* Task description *
Keep the pictures out of the copy and repeat the records exactly.

* Source records *
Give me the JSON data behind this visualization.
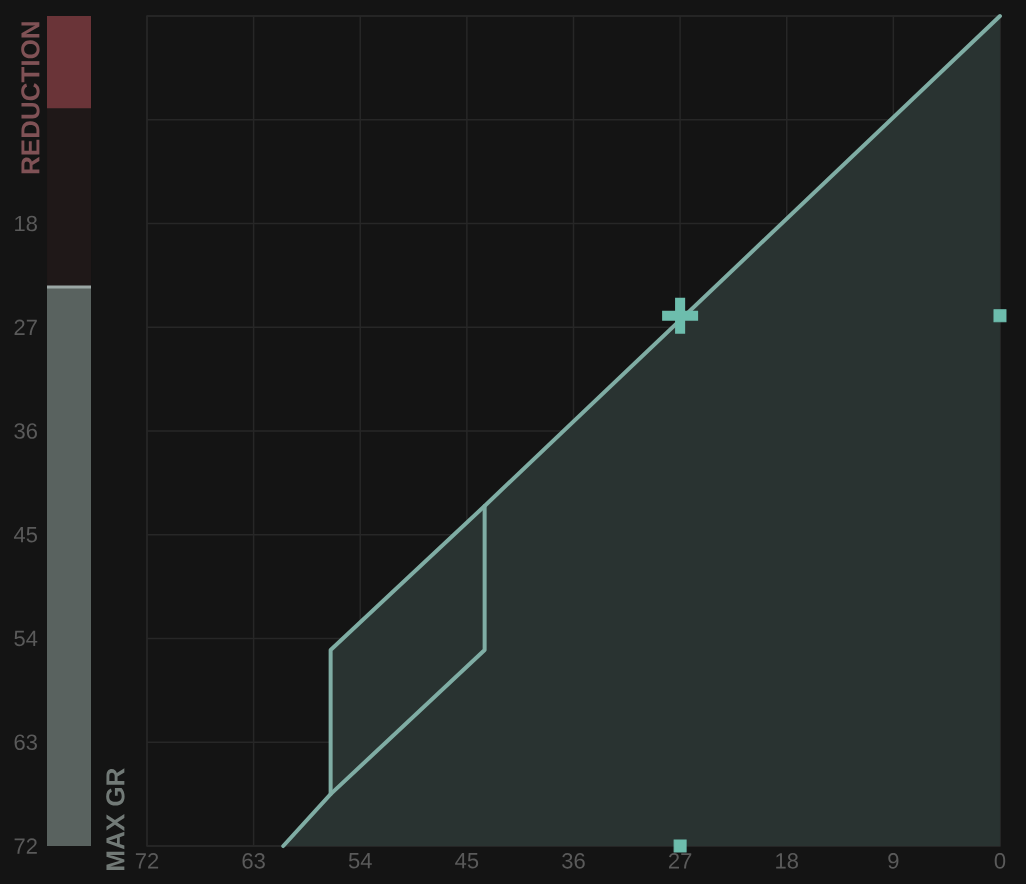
{
  "chart_data": [
    {
      "type": "bar",
      "categories": [
        null
      ],
      "ylim": [
        72,
        0
      ],
      "yticks": [
        18,
        27,
        36,
        45,
        54,
        63,
        72
      ],
      "tick_labels": "y",
      "series": [
        {
          "name": "REDUCTION",
          "color": "#6a3438",
          "values": [
            8
          ]
        }
      ],
      "bands": [
        {
          "axis": "y",
          "from": 23.5,
          "to": 72,
          "color": "#59625f",
          "label": "MAX GR"
        }
      ],
      "ref_lines": [
        {
          "axis": "y",
          "value": 23.5,
          "color": "#9ba7a5"
        }
      ]
    },
    {
      "type": "line",
      "xlim": [
        72,
        0
      ],
      "ylim": [
        72,
        0
      ],
      "xticks": [
        72,
        63,
        54,
        45,
        36,
        27,
        18,
        9,
        0
      ],
      "yticks": [
        0,
        9,
        18,
        27,
        36,
        45,
        54,
        63,
        72
      ],
      "tick_labels": "x",
      "grid": true,
      "series": [
        {
          "type": "area",
          "color": "#7fada4",
          "x": [
            0,
            43.5,
            56.5,
            56.5,
            60.5,
            0
          ],
          "values": [
            0,
            42.5,
            55,
            67.5,
            72,
            72
          ]
        },
        {
          "type": "line",
          "color": "#7fada4",
          "x": [
            56.5,
            43.5,
            43.5
          ],
          "values": [
            67.5,
            55,
            42.5
          ]
        },
        {
          "type": "scatter",
          "color": "#6dbdad",
          "marker": "cross",
          "x": [
            27
          ],
          "values": [
            26
          ]
        },
        {
          "type": "scatter",
          "color": "#6dbdad",
          "marker": "square",
          "x": [
            0,
            27
          ],
          "values": [
            26,
            72
          ]
        }
      ]
    }
  ]
}
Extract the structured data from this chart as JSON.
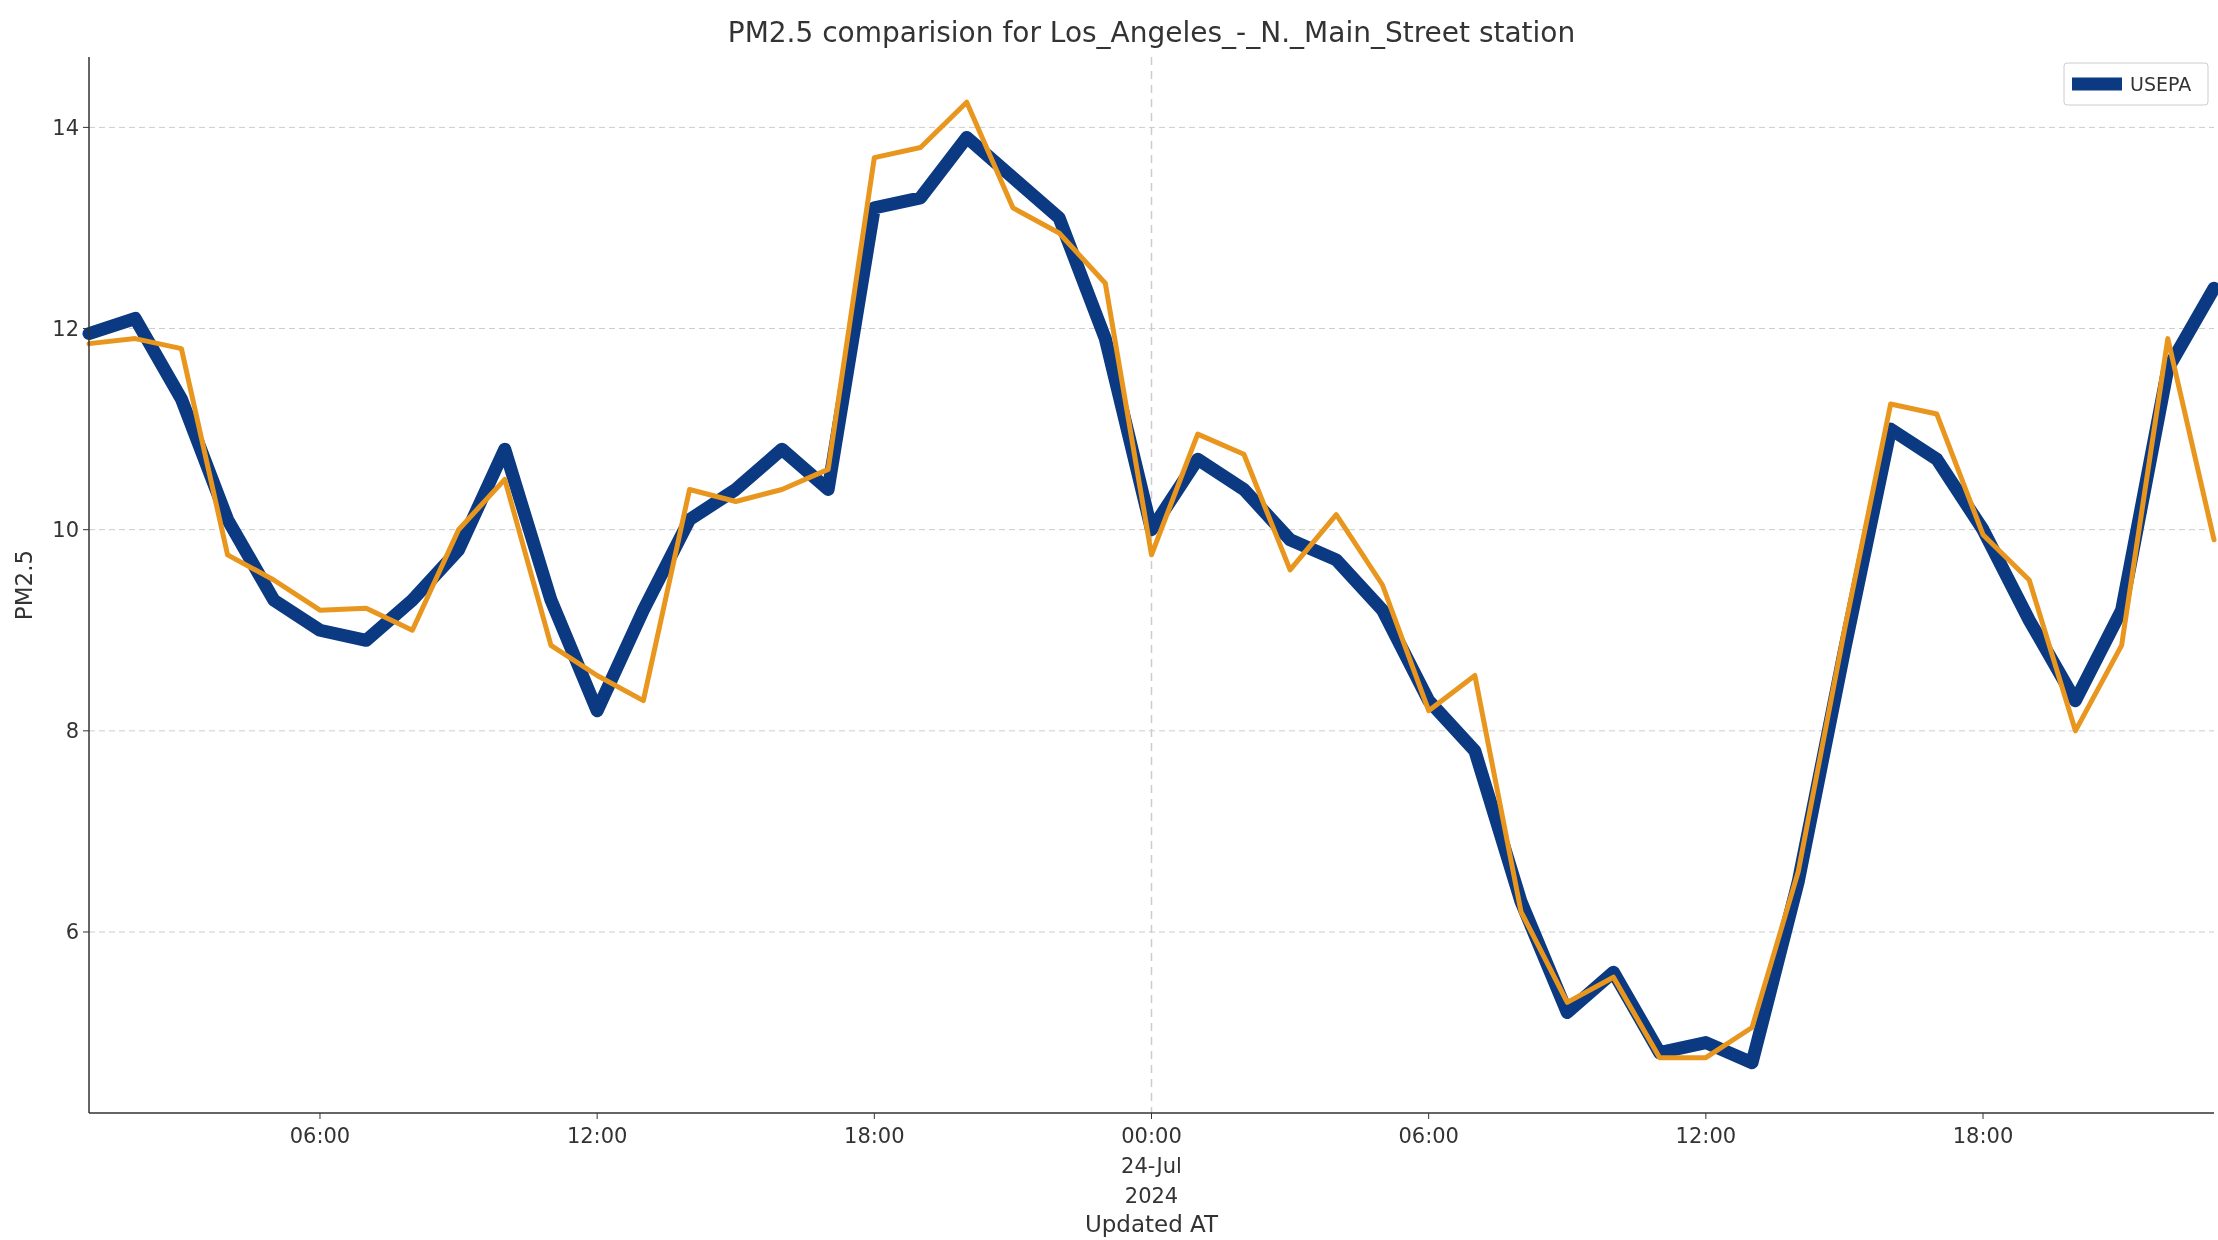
{
  "chart_data": {
    "type": "line",
    "title": "PM2.5 comparision for Los_Angeles_-_N._Main_Street station",
    "xlabel": "Updated AT",
    "ylabel": "PM2.5",
    "x": [
      "2024-07-23T01:00",
      "2024-07-23T02:00",
      "2024-07-23T03:00",
      "2024-07-23T04:00",
      "2024-07-23T05:00",
      "2024-07-23T06:00",
      "2024-07-23T07:00",
      "2024-07-23T08:00",
      "2024-07-23T09:00",
      "2024-07-23T10:00",
      "2024-07-23T11:00",
      "2024-07-23T12:00",
      "2024-07-23T13:00",
      "2024-07-23T14:00",
      "2024-07-23T15:00",
      "2024-07-23T16:00",
      "2024-07-23T17:00",
      "2024-07-23T18:00",
      "2024-07-23T19:00",
      "2024-07-23T20:00",
      "2024-07-23T21:00",
      "2024-07-23T22:00",
      "2024-07-23T23:00",
      "2024-07-24T00:00",
      "2024-07-24T01:00",
      "2024-07-24T02:00",
      "2024-07-24T03:00",
      "2024-07-24T04:00",
      "2024-07-24T05:00",
      "2024-07-24T06:00",
      "2024-07-24T07:00",
      "2024-07-24T08:00",
      "2024-07-24T09:00",
      "2024-07-24T10:00",
      "2024-07-24T11:00",
      "2024-07-24T12:00",
      "2024-07-24T13:00",
      "2024-07-24T14:00",
      "2024-07-24T15:00",
      "2024-07-24T16:00",
      "2024-07-24T17:00",
      "2024-07-24T18:00",
      "2024-07-24T19:00",
      "2024-07-24T20:00",
      "2024-07-24T21:00",
      "2024-07-24T22:00",
      "2024-07-24T23:00"
    ],
    "series": [
      {
        "name": "USEPA",
        "color": "#0b3a82",
        "values": [
          11.95,
          12.1,
          11.3,
          10.1,
          9.3,
          9.0,
          8.9,
          9.3,
          9.8,
          10.8,
          9.3,
          8.2,
          9.2,
          10.1,
          10.4,
          10.8,
          10.4,
          13.2,
          13.3,
          13.9,
          13.5,
          13.1,
          11.9,
          10.0,
          10.7,
          10.4,
          9.9,
          9.7,
          9.2,
          8.3,
          7.8,
          6.3,
          5.2,
          5.6,
          4.8,
          4.9,
          4.7,
          6.5,
          8.8,
          11.0,
          10.7,
          10.0,
          9.1,
          8.3,
          9.2,
          11.6,
          12.4
        ]
      },
      {
        "color": "#e8961e",
        "values": [
          11.85,
          11.9,
          11.8,
          9.75,
          9.5,
          9.2,
          9.22,
          9.0,
          10.0,
          10.5,
          8.85,
          8.55,
          8.3,
          10.4,
          10.28,
          10.4,
          10.6,
          13.7,
          13.8,
          14.25,
          13.2,
          12.95,
          12.45,
          9.75,
          10.95,
          10.75,
          9.6,
          10.15,
          9.45,
          8.2,
          8.55,
          6.2,
          5.3,
          5.55,
          4.75,
          4.75,
          5.05,
          6.6,
          9.0,
          11.25,
          11.15,
          9.95,
          9.5,
          8.0,
          8.85,
          11.9,
          9.9
        ]
      }
    ],
    "xlim": [
      "2024-07-23T01:00",
      "2024-07-24T23:00"
    ],
    "xticks": [
      {
        "value": "2024-07-23T06:00",
        "label": "06:00"
      },
      {
        "value": "2024-07-23T12:00",
        "label": "12:00"
      },
      {
        "value": "2024-07-23T18:00",
        "label": "18:00"
      },
      {
        "value": "2024-07-24T00:00",
        "label": "00:00\n24-Jul\n2024"
      },
      {
        "value": "2024-07-24T06:00",
        "label": "06:00"
      },
      {
        "value": "2024-07-24T12:00",
        "label": "12:00"
      },
      {
        "value": "2024-07-24T18:00",
        "label": "18:00"
      }
    ],
    "ylim": [
      4.2,
      14.7
    ],
    "yticks": [
      6,
      8,
      10,
      12,
      14
    ],
    "ref_lines": [
      {
        "axis": "x",
        "value": "2024-07-24T00:00",
        "color": "#cccccc",
        "line_style": "dashed"
      }
    ],
    "grid": "y",
    "legend": "top right",
    "line_style": "solid",
    "marker": "none"
  }
}
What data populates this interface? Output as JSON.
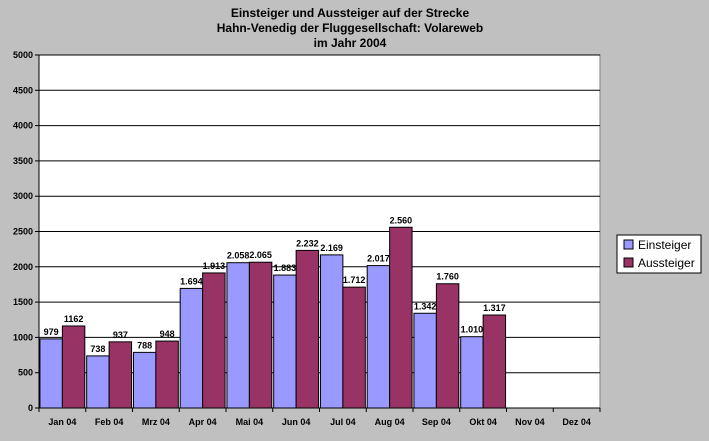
{
  "chart_data": {
    "type": "bar",
    "title_lines": [
      "Einsteiger und Aussteiger auf der Strecke",
      "Hahn-Venedig der Fluggesellschaft: Volareweb",
      "im Jahr 2004"
    ],
    "categories": [
      "Jan 04",
      "Feb 04",
      "Mrz 04",
      "Apr 04",
      "Mai 04",
      "Jun 04",
      "Jul 04",
      "Aug 04",
      "Sep 04",
      "Okt 04",
      "Nov 04",
      "Dez 04"
    ],
    "series": [
      {
        "name": "Einsteiger",
        "color": "#9999ff",
        "values": [
          979,
          738,
          788,
          1694,
          2058,
          1883,
          2169,
          2017,
          1342,
          1010,
          null,
          null
        ],
        "labels": [
          "979",
          "738",
          "788",
          "1.694",
          "2.058",
          "1.883",
          "2.169",
          "2.017",
          "1.342",
          "1.010",
          "",
          ""
        ]
      },
      {
        "name": "Aussteiger",
        "color": "#993366",
        "values": [
          1162,
          937,
          948,
          1913,
          2065,
          2232,
          1712,
          2560,
          1760,
          1317,
          null,
          null
        ],
        "labels": [
          "1162",
          "937",
          "948",
          "1.913",
          "2.065",
          "2.232",
          "1.712",
          "2.560",
          "1.760",
          "1.317",
          "",
          ""
        ]
      }
    ],
    "ylim": [
      0,
      5000
    ],
    "yticks": [
      0,
      500,
      1000,
      1500,
      2000,
      2500,
      3000,
      3500,
      4000,
      4500,
      5000
    ],
    "grid": true,
    "legend_position": "right",
    "plot_background": "#ffffff",
    "chart_background": "#c0c0c0"
  }
}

* Result *
Give me the JSON data behind this visualization.
{
  "chart_data": [
    {
      "type": "bar",
      "categories": [
        null
      ],
      "ylim": [
        72,
        0
      ],
      "yticks": [
        18,
        27,
        36,
        45,
        54,
        63,
        72
      ],
      "tick_labels": "y",
      "series": [
        {
          "name": "REDUCTION",
          "color": "#6a3438",
          "values": [
            8
          ]
        }
      ],
      "bands": [
        {
          "axis": "y",
          "from": 23.5,
          "to": 72,
          "color": "#59625f",
          "label": "MAX GR"
        }
      ],
      "ref_lines": [
        {
          "axis": "y",
          "value": 23.5,
          "color": "#9ba7a5"
        }
      ]
    },
    {
      "type": "line",
      "xlim": [
        72,
        0
      ],
      "ylim": [
        72,
        0
      ],
      "xticks": [
        72,
        63,
        54,
        45,
        36,
        27,
        18,
        9,
        0
      ],
      "yticks": [
        0,
        9,
        18,
        27,
        36,
        45,
        54,
        63,
        72
      ],
      "tick_labels": "x",
      "grid": true,
      "series": [
        {
          "type": "area",
          "color": "#7fada4",
          "x": [
            0,
            43.5,
            56.5,
            56.5,
            60.5,
            0
          ],
          "values": [
            0,
            42.5,
            55,
            67.5,
            72,
            72
          ]
        },
        {
          "type": "line",
          "color": "#7fada4",
          "x": [
            56.5,
            43.5,
            43.5
          ],
          "values": [
            67.5,
            55,
            42.5
          ]
        },
        {
          "type": "scatter",
          "color": "#6dbdad",
          "marker": "cross",
          "x": [
            27
          ],
          "values": [
            26
          ]
        },
        {
          "type": "scatter",
          "color": "#6dbdad",
          "marker": "square",
          "x": [
            0,
            27
          ],
          "values": [
            26,
            72
          ]
        }
      ]
    }
  ]
}
Extract the structured data from this chart as JSON.
{
  "chart_data": {
    "type": "line",
    "title": "PM2.5 comparision for Los_Angeles_-_N._Main_Street station",
    "xlabel": "Updated AT",
    "ylabel": "PM2.5",
    "x": [
      "2024-07-23T01:00",
      "2024-07-23T02:00",
      "2024-07-23T03:00",
      "2024-07-23T04:00",
      "2024-07-23T05:00",
      "2024-07-23T06:00",
      "2024-07-23T07:00",
      "2024-07-23T08:00",
      "2024-07-23T09:00",
      "2024-07-23T10:00",
      "2024-07-23T11:00",
      "2024-07-23T12:00",
      "2024-07-23T13:00",
      "2024-07-23T14:00",
      "2024-07-23T15:00",
      "2024-07-23T16:00",
      "2024-07-23T17:00",
      "2024-07-23T18:00",
      "2024-07-23T19:00",
      "2024-07-23T20:00",
      "2024-07-23T21:00",
      "2024-07-23T22:00",
      "2024-07-23T23:00",
      "2024-07-24T00:00",
      "2024-07-24T01:00",
      "2024-07-24T02:00",
      "2024-07-24T03:00",
      "2024-07-24T04:00",
      "2024-07-24T05:00",
      "2024-07-24T06:00",
      "2024-07-24T07:00",
      "2024-07-24T08:00",
      "2024-07-24T09:00",
      "2024-07-24T10:00",
      "2024-07-24T11:00",
      "2024-07-24T12:00",
      "2024-07-24T13:00",
      "2024-07-24T14:00",
      "2024-07-24T15:00",
      "2024-07-24T16:00",
      "2024-07-24T17:00",
      "2024-07-24T18:00",
      "2024-07-24T19:00",
      "2024-07-24T20:00",
      "2024-07-24T21:00",
      "2024-07-24T22:00",
      "2024-07-24T23:00"
    ],
    "series": [
      {
        "name": "USEPA",
        "color": "#0b3a82",
        "values": [
          11.95,
          12.1,
          11.3,
          10.1,
          9.3,
          9.0,
          8.9,
          9.3,
          9.8,
          10.8,
          9.3,
          8.2,
          9.2,
          10.1,
          10.4,
          10.8,
          10.4,
          13.2,
          13.3,
          13.9,
          13.5,
          13.1,
          11.9,
          10.0,
          10.7,
          10.4,
          9.9,
          9.7,
          9.2,
          8.3,
          7.8,
          6.3,
          5.2,
          5.6,
          4.8,
          4.9,
          4.7,
          6.5,
          8.8,
          11.0,
          10.7,
          10.0,
          9.1,
          8.3,
          9.2,
          11.6,
          12.4
        ]
      },
      {
        "color": "#e8961e",
        "values": [
          11.85,
          11.9,
          11.8,
          9.75,
          9.5,
          9.2,
          9.22,
          9.0,
          10.0,
          10.5,
          8.85,
          8.55,
          8.3,
          10.4,
          10.28,
          10.4,
          10.6,
          13.7,
          13.8,
          14.25,
          13.2,
          12.95,
          12.45,
          9.75,
          10.95,
          10.75,
          9.6,
          10.15,
          9.45,
          8.2,
          8.55,
          6.2,
          5.3,
          5.55,
          4.75,
          4.75,
          5.05,
          6.6,
          9.0,
          11.25,
          11.15,
          9.95,
          9.5,
          8.0,
          8.85,
          11.9,
          9.9
        ]
      }
    ],
    "xlim": [
      "2024-07-23T01:00",
      "2024-07-24T23:00"
    ],
    "xticks": [
      {
        "value": "2024-07-23T06:00",
        "label": "06:00"
      },
      {
        "value": "2024-07-23T12:00",
        "label": "12:00"
      },
      {
        "value": "2024-07-23T18:00",
        "label": "18:00"
      },
      {
        "value": "2024-07-24T00:00",
        "label": "00:00\n24-Jul\n2024"
      },
      {
        "value": "2024-07-24T06:00",
        "label": "06:00"
      },
      {
        "value": "2024-07-24T12:00",
        "label": "12:00"
      },
      {
        "value": "2024-07-24T18:00",
        "label": "18:00"
      }
    ],
    "ylim": [
      4.2,
      14.7
    ],
    "yticks": [
      6,
      8,
      10,
      12,
      14
    ],
    "ref_lines": [
      {
        "axis": "x",
        "value": "2024-07-24T00:00",
        "color": "#cccccc",
        "line_style": "dashed"
      }
    ],
    "grid": "y",
    "legend": "top right",
    "line_style": "solid",
    "marker": "none"
  }
}
What data populates this interface? Output as JSON.
{
  "chart_data": {
    "type": "bar",
    "title_lines": [
      "Einsteiger und Aussteiger auf der Strecke",
      "Hahn-Venedig der Fluggesellschaft: Volareweb",
      "im Jahr 2004"
    ],
    "categories": [
      "Jan 04",
      "Feb 04",
      "Mrz 04",
      "Apr 04",
      "Mai 04",
      "Jun 04",
      "Jul 04",
      "Aug 04",
      "Sep 04",
      "Okt 04",
      "Nov 04",
      "Dez 04"
    ],
    "series": [
      {
        "name": "Einsteiger",
        "color": "#9999ff",
        "values": [
          979,
          738,
          788,
          1694,
          2058,
          1883,
          2169,
          2017,
          1342,
          1010,
          null,
          null
        ],
        "labels": [
          "979",
          "738",
          "788",
          "1.694",
          "2.058",
          "1.883",
          "2.169",
          "2.017",
          "1.342",
          "1.010",
          "",
          ""
        ]
      },
      {
        "name": "Aussteiger",
        "color": "#993366",
        "values": [
          1162,
          937,
          948,
          1913,
          2065,
          2232,
          1712,
          2560,
          1760,
          1317,
          null,
          null
        ],
        "labels": [
          "1162",
          "937",
          "948",
          "1.913",
          "2.065",
          "2.232",
          "1.712",
          "2.560",
          "1.760",
          "1.317",
          "",
          ""
        ]
      }
    ],
    "ylim": [
      0,
      5000
    ],
    "yticks": [
      0,
      500,
      1000,
      1500,
      2000,
      2500,
      3000,
      3500,
      4000,
      4500,
      5000
    ],
    "grid": true,
    "legend_position": "right",
    "plot_background": "#ffffff",
    "chart_background": "#c0c0c0"
  }
}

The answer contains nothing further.